Excerpted records.
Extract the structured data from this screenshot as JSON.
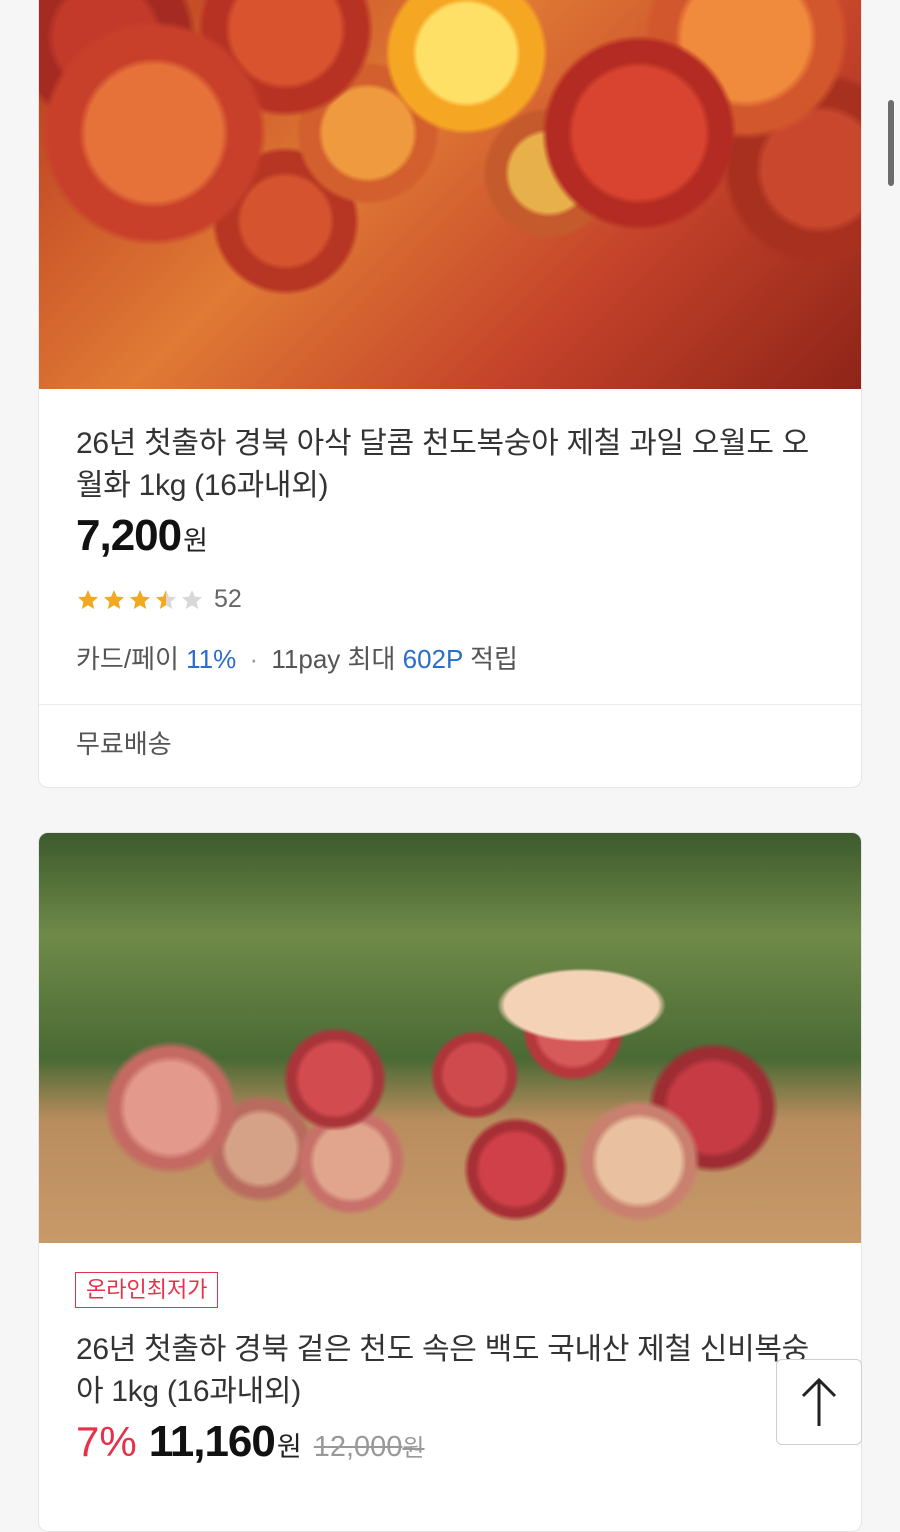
{
  "products": [
    {
      "title": "26년 첫출하 경북 아삭 달콤 천도복숭아 제철 과일 오월도 오월화 1kg (16과내외)",
      "price": "7,200",
      "currency_unit": "원",
      "rating": 3.5,
      "review_count": "52",
      "benefit": {
        "card_label": "카드/페이",
        "card_rate": "11%",
        "pay_label": "11pay 최대",
        "points": "602P",
        "suffix": "적립"
      },
      "shipping": "무료배송",
      "image_icon": "nectarine-photo"
    },
    {
      "badge": "온라인최저가",
      "title": "26년 첫출하 경북 겉은 천도 속은 백도 국내산 제철 신비복숭아 1kg (16과내외)",
      "discount": "7%",
      "price": "11,160",
      "currency_unit": "원",
      "original_price": "12,000",
      "original_unit": "원",
      "image_icon": "peach-hand-photo"
    }
  ],
  "colors": {
    "accent_red": "#e5324a",
    "benefit_blue": "#2a6dcb",
    "star": "#f2a922"
  },
  "scroll_top_icon": "arrow-up-icon"
}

Exercise instructions.
Copy each line that holds the word "photo".

Response.
      "image_icon": "nectarine-photo"
      "image_icon": "peach-hand-photo"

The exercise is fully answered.